**WORK ORDER**
Search the data below for the string "treated". Extract every line that contains it.

**Excerpts from a figure dataset**
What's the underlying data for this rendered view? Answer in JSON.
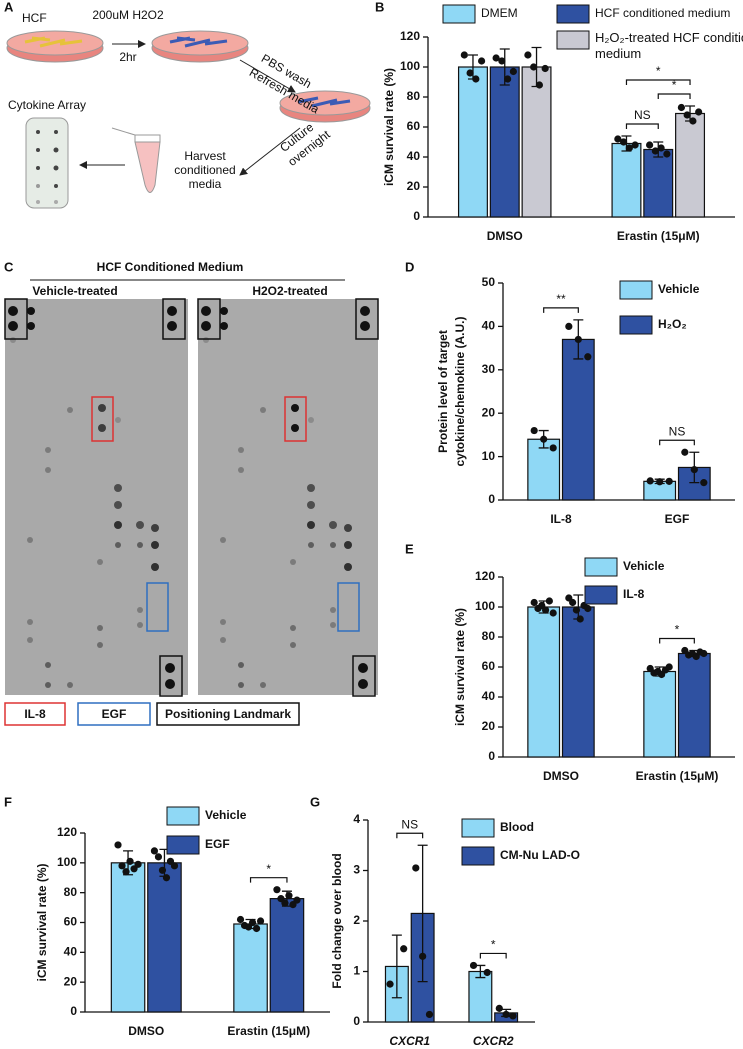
{
  "panel_labels": [
    "A",
    "B",
    "C",
    "D",
    "E",
    "F",
    "G"
  ],
  "diagram": {
    "cell_label": "HCF",
    "treatment": "200uM H2O2",
    "duration": "2hr",
    "wash": "PBS wash",
    "refresh": "Refresh media",
    "culture": [
      "Culture",
      "overnight"
    ],
    "harvest": [
      "Harvest",
      "conditioned",
      "media"
    ],
    "array": "Cytokine Array"
  },
  "array": {
    "title": "HCF Conditioned Medium",
    "left": "Vehicle-treated",
    "right": "H2O2-treated",
    "legend": [
      "IL-8",
      "EGF",
      "Positioning Landmark"
    ]
  },
  "chart_data": [
    {
      "type": "bar",
      "y_label": [
        "iCM survival rate (%)"
      ],
      "categories": [
        "DMSO",
        "Erastin (15μM)"
      ],
      "ylim": [
        0,
        120
      ],
      "yticks": [
        0,
        20,
        40,
        60,
        80,
        100,
        120
      ],
      "series": [
        {
          "name": "DMEM",
          "color": "#8fd8f5",
          "values": [
            100,
            49
          ],
          "errors": [
            8,
            5
          ],
          "points": [
            [
              108,
              96,
              92,
              104
            ],
            [
              52,
              50,
              46,
              48
            ]
          ]
        },
        {
          "name": "HCF conditioned medium",
          "color": "#2f51a1",
          "values": [
            100,
            45
          ],
          "errors": [
            12,
            5
          ],
          "points": [
            [
              106,
              104,
              92,
              97
            ],
            [
              48,
              44,
              46,
              42
            ]
          ]
        },
        {
          "name": "H₂O₂-treated HCF conditioned medium",
          "color": "#c9c9d2",
          "values": [
            100,
            69
          ],
          "errors": [
            13,
            5
          ],
          "points": [
            [
              108,
              100,
              88,
              99
            ],
            [
              73,
              68,
              64,
              70
            ]
          ]
        }
      ],
      "annotations": [
        {
          "text": "NS",
          "category": 1,
          "series": [
            0,
            1
          ]
        },
        {
          "text": "*",
          "category": 1,
          "series": [
            1,
            2
          ]
        },
        {
          "text": "*",
          "category": 1,
          "series": [
            0,
            2
          ]
        }
      ]
    },
    {
      "type": "bar",
      "y_label": [
        "Protein level of target",
        "cytokine/chemokine (A.U.)"
      ],
      "categories": [
        "IL-8",
        "EGF"
      ],
      "ylim": [
        0,
        50
      ],
      "yticks": [
        0,
        10,
        20,
        30,
        40,
        50
      ],
      "series": [
        {
          "name": "Vehicle",
          "color": "#8fd8f5",
          "values": [
            14,
            4.3
          ],
          "errors": [
            2,
            0.5
          ],
          "points": [
            [
              16,
              14,
              12
            ],
            [
              4.4,
              4.2,
              4.3
            ]
          ]
        },
        {
          "name": "H₂O₂",
          "color": "#2f51a1",
          "values": [
            37,
            7.5
          ],
          "errors": [
            4.5,
            3.5
          ],
          "points": [
            [
              40,
              37,
              33
            ],
            [
              11,
              7,
              4
            ]
          ]
        }
      ],
      "annotations": [
        {
          "text": "**",
          "category": 0,
          "series": [
            0,
            1
          ]
        },
        {
          "text": "NS",
          "category": 1,
          "series": [
            0,
            1
          ]
        }
      ]
    },
    {
      "type": "bar",
      "y_label": [
        "iCM survival rate (%)"
      ],
      "categories": [
        "DMSO",
        "Erastin (15μM)"
      ],
      "ylim": [
        0,
        120
      ],
      "yticks": [
        0,
        20,
        40,
        60,
        80,
        100,
        120
      ],
      "series": [
        {
          "name": "Vehicle",
          "color": "#8fd8f5",
          "values": [
            100,
            57
          ],
          "errors": [
            4,
            3
          ],
          "points": [
            [
              103,
              99,
              101,
              98,
              104,
              96
            ],
            [
              59,
              56,
              57,
              55,
              58,
              60
            ]
          ]
        },
        {
          "name": "IL-8",
          "color": "#2f51a1",
          "values": [
            100,
            69
          ],
          "errors": [
            8,
            2
          ],
          "points": [
            [
              106,
              103,
              98,
              92,
              101,
              99
            ],
            [
              71,
              68,
              69,
              67,
              70,
              69
            ]
          ]
        }
      ],
      "annotations": [
        {
          "text": "*",
          "category": 1,
          "series": [
            0,
            1
          ]
        }
      ]
    },
    {
      "type": "bar",
      "y_label": [
        "iCM survival rate (%)"
      ],
      "categories": [
        "DMSO",
        "Erastin (15μM)"
      ],
      "ylim": [
        0,
        120
      ],
      "yticks": [
        0,
        20,
        40,
        60,
        80,
        100,
        120
      ],
      "series": [
        {
          "name": "Vehicle",
          "color": "#8fd8f5",
          "values": [
            100,
            59
          ],
          "errors": [
            8,
            3
          ],
          "points": [
            [
              112,
              98,
              94,
              101,
              96,
              99
            ],
            [
              62,
              58,
              57,
              60,
              56,
              61
            ]
          ]
        },
        {
          "name": "EGF",
          "color": "#2f51a1",
          "values": [
            100,
            76
          ],
          "errors": [
            9,
            5
          ],
          "points": [
            [
              108,
              104,
              95,
              90,
              101,
              98
            ],
            [
              82,
              76,
              73,
              78,
              72,
              75
            ]
          ]
        }
      ],
      "annotations": [
        {
          "text": "*",
          "category": 1,
          "series": [
            0,
            1
          ]
        }
      ]
    },
    {
      "type": "bar",
      "y_label": [
        "Fold change over blood"
      ],
      "categories": [
        "CXCR1",
        "CXCR2"
      ],
      "ylim": [
        0,
        4
      ],
      "yticks": [
        0,
        1,
        2,
        3,
        4
      ],
      "series": [
        {
          "name": "Blood",
          "color": "#8fd8f5",
          "values": [
            1.1,
            1.0
          ],
          "errors": [
            0.62,
            0.12
          ],
          "points": [
            [
              0.75,
              1.45
            ],
            [
              1.12,
              0.98
            ]
          ]
        },
        {
          "name": "CM-Nu LAD-O",
          "color": "#2f51a1",
          "values": [
            2.15,
            0.18
          ],
          "errors": [
            1.35,
            0.07
          ],
          "points": [
            [
              3.05,
              1.3,
              0.15
            ],
            [
              0.27,
              0.15,
              0.12
            ]
          ]
        }
      ],
      "annotations": [
        {
          "text": "NS",
          "category": 0,
          "series": [
            0,
            1
          ]
        },
        {
          "text": "*",
          "category": 1,
          "series": [
            0,
            1
          ]
        }
      ]
    }
  ]
}
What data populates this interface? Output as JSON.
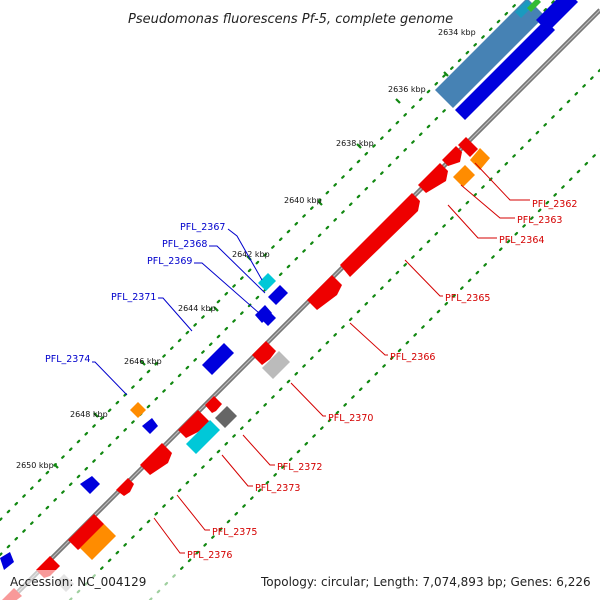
{
  "title": "Pseudomonas fluorescens Pf-5, complete genome",
  "footer": {
    "accession": "Accession: NC_004129",
    "summary": "Topology: circular; Length: 7,074,893 bp; Genes: 6,226"
  },
  "ticks": [
    "2634 kbp",
    "2636 kbp",
    "2638 kbp",
    "2640 kbp",
    "2642 kbp",
    "2644 kbp",
    "2646 kbp",
    "2648 kbp",
    "2650 kbp"
  ],
  "labels_right": [
    "PFL_2362",
    "PFL_2363",
    "PFL_2364",
    "PFL_2365",
    "PFL_2366",
    "PFL_2370",
    "PFL_2372",
    "PFL_2373",
    "PFL_2375",
    "PFL_2376"
  ],
  "labels_left": [
    "PFL_2367",
    "PFL_2368",
    "PFL_2369",
    "PFL_2371",
    "PFL_2374"
  ],
  "colors": {
    "forward_cds": "#ee0000",
    "reverse_cds": "#0000dd",
    "rna": "#ff8c00",
    "highlight": "#00c8d8",
    "other": "#bbbbbb",
    "dark": "#666666",
    "steel": "#4682b4",
    "backbone": "#777777",
    "dots": "#118811"
  }
}
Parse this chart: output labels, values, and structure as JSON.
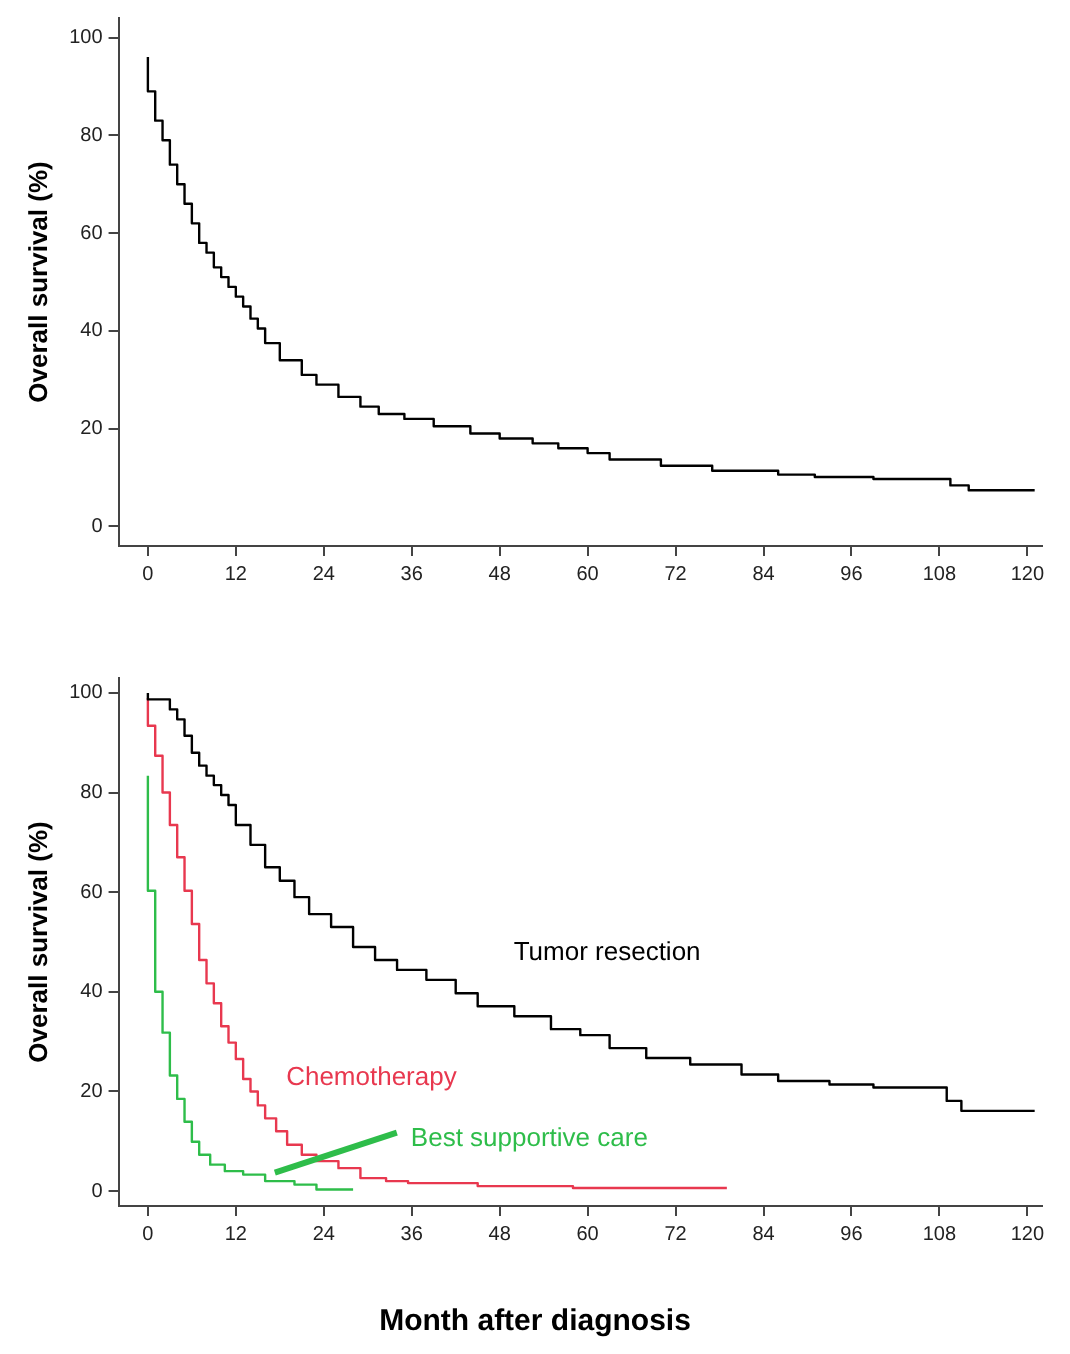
{
  "chart_data": [
    {
      "type": "step",
      "ylabel": "Overall survival (%)",
      "marker": "none",
      "series": [
        {
          "color": "#000000",
          "x": [
            0,
            1,
            2,
            3,
            4,
            5,
            6,
            7,
            8,
            9,
            10,
            11,
            12,
            13,
            14,
            15,
            16,
            18,
            21,
            23,
            26,
            29,
            31.5,
            35,
            39,
            44,
            48,
            52.5,
            56,
            60,
            63,
            70,
            77,
            86,
            91,
            99,
            109.5,
            112,
            116,
            121
          ],
          "values": [
            96,
            89,
            83,
            79,
            74,
            70,
            66,
            62,
            58,
            56,
            53,
            51,
            49,
            47,
            45,
            42.5,
            40.5,
            37.5,
            34,
            31,
            29,
            26.5,
            24.5,
            23,
            22,
            20.5,
            19,
            18,
            17,
            16,
            15,
            13.7,
            12.4,
            11.4,
            10.6,
            10.1,
            9.7,
            8.4,
            7.4,
            7.4
          ]
        }
      ],
      "xlim": [
        -4,
        122
      ],
      "xticks": [
        0,
        12,
        24,
        36,
        48,
        60,
        72,
        84,
        96,
        108,
        120
      ],
      "ylim": [
        -4,
        104
      ],
      "yticks": [
        0,
        20,
        40,
        60,
        80,
        100
      ]
    },
    {
      "type": "step",
      "xlabel": "Month after diagnosis",
      "ylabel": "Overall survival (%)",
      "marker": "none",
      "series": [
        {
          "name": "Tumor resection",
          "color": "#000000",
          "x": [
            0,
            3,
            4,
            5,
            6,
            7,
            8,
            9,
            10,
            11,
            12,
            14,
            16,
            18,
            20,
            22,
            25,
            28,
            31,
            34,
            38,
            42,
            45,
            50,
            55,
            59,
            63,
            68,
            74,
            81,
            86,
            93,
            99,
            109,
            111,
            115,
            121
          ],
          "values": [
            100,
            98.7,
            96.7,
            94.7,
            91.4,
            88,
            85.4,
            83.4,
            81.5,
            79.5,
            77.5,
            73.5,
            69.5,
            65,
            62.3,
            59,
            55.6,
            53,
            49,
            46.4,
            44.4,
            42.4,
            39.7,
            37.1,
            35.1,
            32.5,
            31.3,
            28.7,
            26.7,
            25.4,
            23.4,
            22.1,
            21.4,
            20.8,
            18.1,
            16.1,
            16.1
          ]
        },
        {
          "name": "Chemotherapy",
          "color": "#e8384f",
          "x": [
            0,
            1,
            2,
            3,
            4,
            5,
            6,
            7,
            8,
            9,
            10,
            11,
            12,
            13,
            14,
            15,
            16,
            17.5,
            19,
            21,
            23,
            26,
            29,
            32.5,
            35.5,
            45,
            58,
            74,
            79
          ],
          "values": [
            99,
            93.4,
            87.4,
            80,
            73.5,
            67,
            60.3,
            53.6,
            46.4,
            41.7,
            37.7,
            33.1,
            29.8,
            26.5,
            22.5,
            20,
            17.2,
            14.6,
            12,
            9.3,
            7.3,
            6,
            4.6,
            2.6,
            2,
            1.6,
            1,
            0.6,
            0.6
          ]
        },
        {
          "name": "Best supportive care",
          "color": "#2ebd4a",
          "x": [
            0,
            1,
            2,
            3,
            4,
            5,
            6,
            7,
            8.5,
            10.5,
            13,
            16,
            20,
            23,
            25,
            28
          ],
          "values": [
            83.4,
            60.3,
            40,
            31.8,
            23.2,
            18.5,
            13.9,
            9.9,
            7.3,
            5.3,
            4,
            3.3,
            2,
            1.3,
            0.3,
            0.3
          ]
        }
      ],
      "xlim": [
        -4,
        122
      ],
      "xticks": [
        0,
        12,
        24,
        36,
        48,
        60,
        72,
        84,
        96,
        108,
        120
      ],
      "ylim": [
        -3,
        103
      ],
      "yticks": [
        0,
        20,
        40,
        60,
        80,
        100
      ]
    }
  ]
}
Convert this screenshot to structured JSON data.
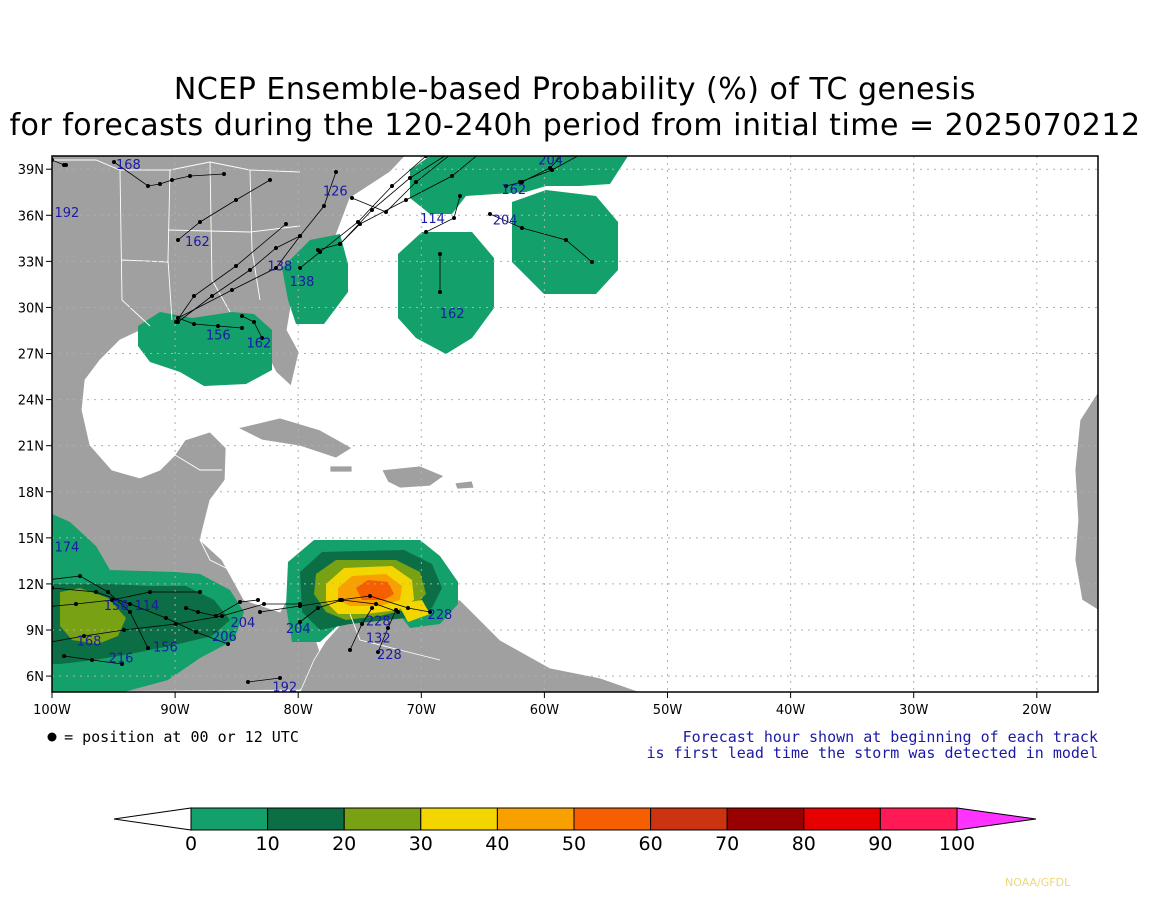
{
  "title": {
    "line1": "NCEP Ensemble-based Probability (%) of TC genesis",
    "line2": "for forecasts during the 120-240h period from initial time = 2025070212"
  },
  "map": {
    "lat_labels": [
      "39N",
      "36N",
      "33N",
      "30N",
      "27N",
      "24N",
      "21N",
      "18N",
      "15N",
      "12N",
      "9N",
      "6N"
    ],
    "lon_labels": [
      "100W",
      "90W",
      "80W",
      "70W",
      "60W",
      "50W",
      "40W",
      "30W",
      "20W"
    ],
    "ocean_color": "#ffffff",
    "land_color": "#a0a0a0",
    "grid": "dotted"
  },
  "legend": {
    "position_note": "= position at 00 or 12 UTC",
    "forecast_hour_line1": "Forecast hour shown at beginning of each track",
    "forecast_hour_line2": "is first lead time the storm was detected in model"
  },
  "colorbar": {
    "ticks": [
      "0",
      "10",
      "20",
      "30",
      "40",
      "50",
      "60",
      "70",
      "80",
      "90",
      "100"
    ],
    "colors": [
      "#ffffff",
      "#14a06a",
      "#0b6e44",
      "#79a114",
      "#f3d600",
      "#f7a000",
      "#f65f00",
      "#cc3311",
      "#990000",
      "#e60000",
      "#ff1a55",
      "#ff33ff"
    ]
  },
  "track_labels": [
    {
      "text": "168",
      "lon": -94.8,
      "lat": 39.0
    },
    {
      "text": "192",
      "lon": -99.8,
      "lat": 35.9
    },
    {
      "text": "162",
      "lon": -89.2,
      "lat": 34.0
    },
    {
      "text": "126",
      "lon": -78.0,
      "lat": 37.3
    },
    {
      "text": "114",
      "lon": -70.1,
      "lat": 35.5
    },
    {
      "text": "204",
      "lon": -60.5,
      "lat": 39.3
    },
    {
      "text": "162",
      "lon": -63.5,
      "lat": 37.4
    },
    {
      "text": "204",
      "lon": -64.2,
      "lat": 35.4
    },
    {
      "text": "138",
      "lon": -82.5,
      "lat": 32.4
    },
    {
      "text": "138",
      "lon": -80.7,
      "lat": 31.4
    },
    {
      "text": "162",
      "lon": -68.5,
      "lat": 29.3
    },
    {
      "text": "156",
      "lon": -87.5,
      "lat": 27.9
    },
    {
      "text": "162",
      "lon": -84.2,
      "lat": 27.4
    },
    {
      "text": "174",
      "lon": -99.8,
      "lat": 14.1
    },
    {
      "text": "114",
      "lon": -93.3,
      "lat": 10.3
    },
    {
      "text": "156",
      "lon": -95.8,
      "lat": 10.3
    },
    {
      "text": "204",
      "lon": -85.5,
      "lat": 9.2
    },
    {
      "text": "206",
      "lon": -87.0,
      "lat": 8.3
    },
    {
      "text": "156",
      "lon": -91.8,
      "lat": 7.6
    },
    {
      "text": "168",
      "lon": -98.0,
      "lat": 8.0
    },
    {
      "text": "216",
      "lon": -95.4,
      "lat": 6.9
    },
    {
      "text": "192",
      "lon": -82.1,
      "lat": 5.0
    },
    {
      "text": "204",
      "lon": -81.0,
      "lat": 8.8
    },
    {
      "text": "132",
      "lon": -74.5,
      "lat": 8.2
    },
    {
      "text": "228",
      "lon": -73.6,
      "lat": 7.1
    },
    {
      "text": "228",
      "lon": -74.5,
      "lat": 9.3
    },
    {
      "text": "228",
      "lon": -69.5,
      "lat": 9.7
    }
  ]
}
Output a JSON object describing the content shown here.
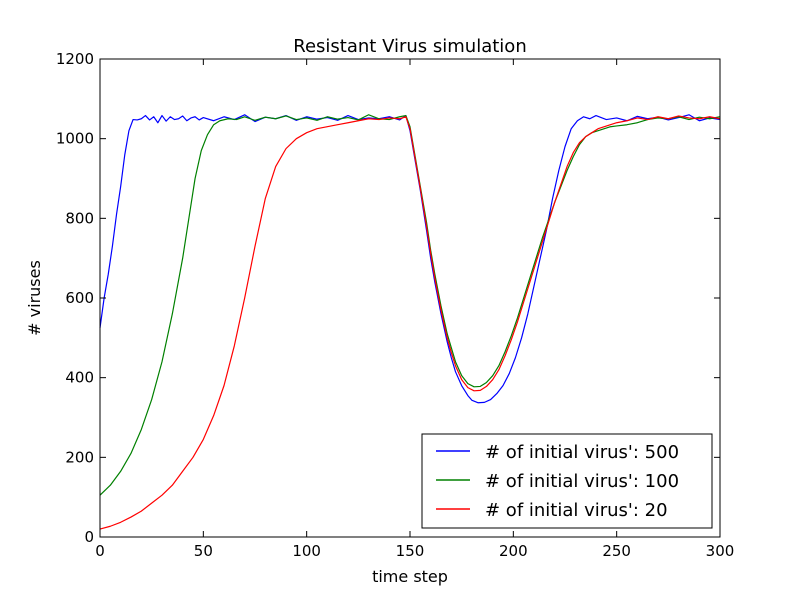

**RESULT**
    "left": "Vehicle-treated",
    "right": "H2O2-treated",
          "name": "H₂O₂-treated HCF conditioned medium",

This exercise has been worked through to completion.